Write every line below out again exactly, images omitted.

*** RECORDS FOR THIS TASK Section Begins ***

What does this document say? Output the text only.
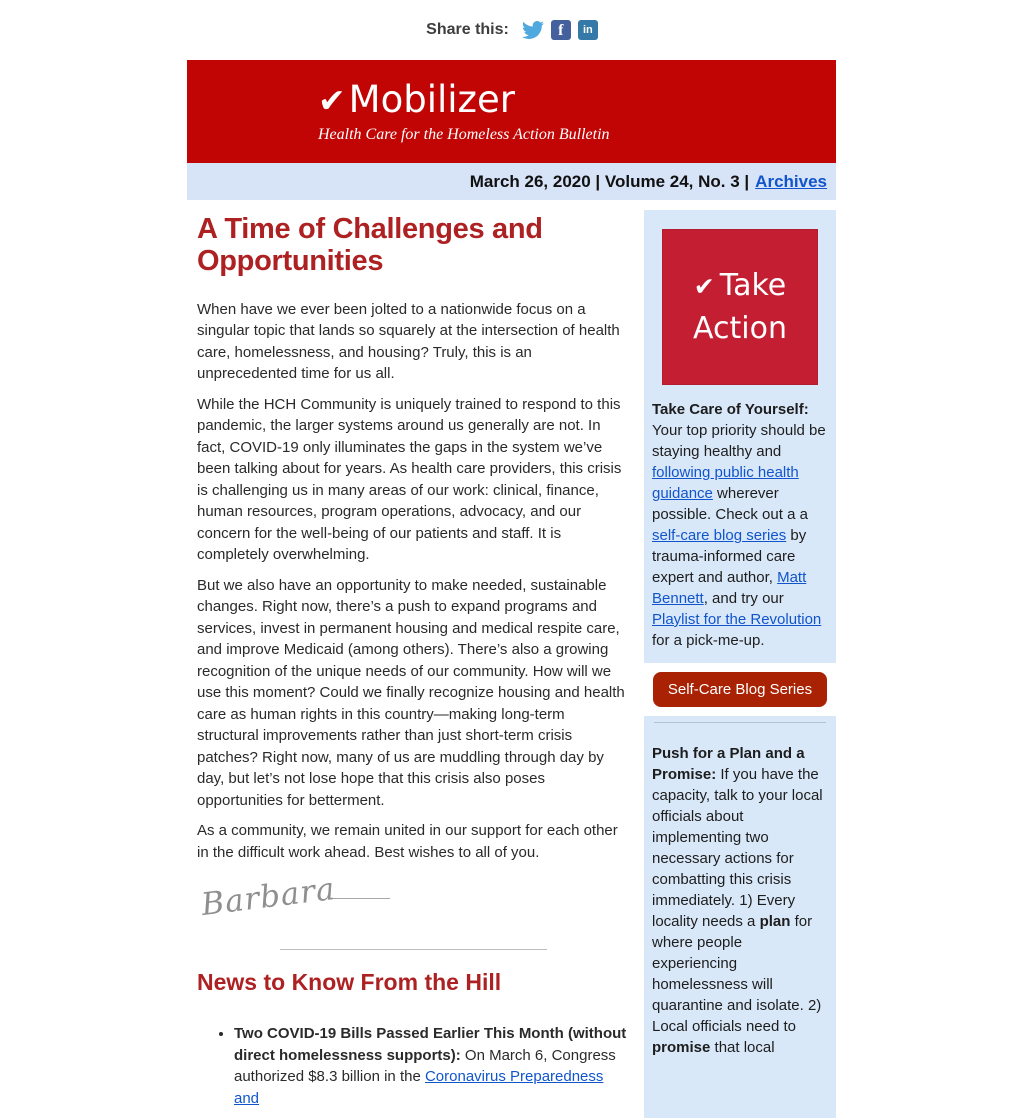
Share this:	f in
✔Mobilizer
Health Care for the Homeless Action Bulletin
March 26, 2020 | Volume 24, No. 3 | Archives
A Time of Challenges and Opportunities

When have we ever been jolted to a nationwide focus on a singular topic that lands so squarely at the intersection of health care, homelessness, and housing? Truly, this is an unprecedented time for us all.

While the HCH Community is uniquely trained to respond to this pandemic, the larger systems around us generally are not. In fact, COVID-19 only illuminates the gaps in the system we’ve been talking about for years. As health care providers, this crisis is challenging us in many areas of our work: clinical, finance, human resources, program operations, advocacy, and our concern for the well-being of our patients and staff. It is completely overwhelming.

But we also have an opportunity to make needed, sustainable changes. Right now, there’s a push to expand programs and services, invest in permanent housing and medical respite care, and improve Medicaid (among others). There’s also a growing recognition of the unique needs of our community. How will we use this moment? Could we finally recognize housing and health care as human rights in this country—making long-term structural improvements rather than just short-term crisis patches? Right now, many of us are muddling through day by day, but let’s not lose hope that this crisis also poses opportunities for betterment.

As a community, we remain united in our support for each other in the difficult work ahead. Best wishes to all of you.

Barbara
News to Know From the Hill
• Two COVID-19 Bills Passed Earlier This Month (without direct homelessness supports): On March 6, Congress authorized $8.3 billion in the Coronavirus Preparedness and
✔ Take
Action

Take Care of Yourself: Your top priority should be staying healthy and following public health guidance wherever possible. Check out a a self-care blog series by trauma-informed care expert and author, Matt Bennett, and try our Playlist for the Revolution for a pick-me-up.

Self-Care Blog Series

Push for a Plan and a Promise: If you have the capacity, talk to your local officials about implementing two necessary actions for combatting this crisis immediately. 1) Every locality needs a plan for where people experiencing homelessness will quarantine and isolate. 2) Local officials need to promise that local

*** RECORDS FOR THIS TASK Section Ends ***

* [ANSWER AREA]:
What does this document say? Output the text only.
Share this:	f in
✔Mobilizer
Health Care for the Homeless Action Bulletin
March 26, 2020 | Volume 24, No. 3 | Archives
A Time of Challenges and Opportunities

When have we ever been jolted to a nationwide focus on a singular topic that lands so squarely at the intersection of health care, homelessness, and housing? Truly, this is an unprecedented time for us all.

While the HCH Community is uniquely trained to respond to this pandemic, the larger systems around us generally are not. In fact, COVID-19 only illuminates the gaps in the system we’ve been talking about for years. As health care providers, this crisis is challenging us in many areas of our work: clinical, finance, human resources, program operations, advocacy, and our concern for the well-being of our patients and staff. It is completely overwhelming.

But we also have an opportunity to make needed, sustainable changes. Right now, there’s a push to expand programs and services, invest in permanent housing and medical respite care, and improve Medicaid (among others). There’s also a growing recognition of the unique needs of our community. How will we use this moment? Could we finally recognize housing and health care as human rights in this country—making long-term structural improvements rather than just short-term crisis patches? Right now, many of us are muddling through day by day, but let’s not lose hope that this crisis also poses opportunities for betterment.

As a community, we remain united in our support for each other in the difficult work ahead. Best wishes to all of you.

Barbara
News to Know From the Hill
• Two COVID-19 Bills Passed Earlier This Month (without direct homelessness supports): On March 6, Congress authorized $8.3 billion in the Coronavirus Preparedness and
✔ Take
Action

Take Care of Yourself: Your top priority should be staying healthy and following public health guidance wherever possible. Check out a a self-care blog series by trauma-informed care expert and author, Matt Bennett, and try our Playlist for the Revolution for a pick-me-up.

Self-Care Blog Series

Push for a Plan and a Promise: If you have the capacity, talk to your local officials about implementing two necessary actions for combatting this crisis immediately. 1) Every locality needs a plan for where people experiencing homelessness will quarantine and isolate. 2) Local officials need to promise that local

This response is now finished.